Stored dataset items
** start **

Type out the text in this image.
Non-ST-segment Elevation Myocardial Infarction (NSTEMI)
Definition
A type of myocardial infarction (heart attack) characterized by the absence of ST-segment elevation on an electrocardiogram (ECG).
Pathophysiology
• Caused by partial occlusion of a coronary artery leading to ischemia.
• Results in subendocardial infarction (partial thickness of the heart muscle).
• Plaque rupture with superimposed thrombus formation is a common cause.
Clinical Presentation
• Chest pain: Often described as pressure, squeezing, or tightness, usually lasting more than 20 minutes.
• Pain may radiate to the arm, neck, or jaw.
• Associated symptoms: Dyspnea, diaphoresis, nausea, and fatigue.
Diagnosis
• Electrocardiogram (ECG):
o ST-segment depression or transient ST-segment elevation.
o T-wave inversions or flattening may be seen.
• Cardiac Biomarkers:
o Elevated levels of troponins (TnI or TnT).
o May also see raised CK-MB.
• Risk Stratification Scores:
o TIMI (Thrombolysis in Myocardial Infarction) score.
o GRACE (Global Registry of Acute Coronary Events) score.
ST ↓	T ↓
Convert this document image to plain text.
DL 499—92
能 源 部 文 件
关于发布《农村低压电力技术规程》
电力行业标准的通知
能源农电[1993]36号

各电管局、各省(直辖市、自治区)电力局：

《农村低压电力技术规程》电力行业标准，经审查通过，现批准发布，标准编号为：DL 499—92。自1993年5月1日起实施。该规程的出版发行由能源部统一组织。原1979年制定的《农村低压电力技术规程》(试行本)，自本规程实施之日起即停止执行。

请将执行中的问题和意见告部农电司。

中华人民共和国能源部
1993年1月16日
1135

** end **

# Given request
Repeat exactly the lines from the line containing "Convert this document image to plain text." through the last line of the records above, including both, and nothing else.

# The reply
Convert this document image to plain text.
DL 499—92
能 源 部 文 件
关于发布《农村低压电力技术规程》
电力行业标准的通知
能源农电[1993]36号

各电管局、各省(直辖市、自治区)电力局：

《农村低压电力技术规程》电力行业标准，经审查通过，现批准发布，标准编号为：DL 499—92。自1993年5月1日起实施。该规程的出版发行由能源部统一组织。原1979年制定的《农村低压电力技术规程》(试行本)，自本规程实施之日起即停止执行。

请将执行中的问题和意见告部农电司。

中华人民共和国能源部
1993年1月16日
1135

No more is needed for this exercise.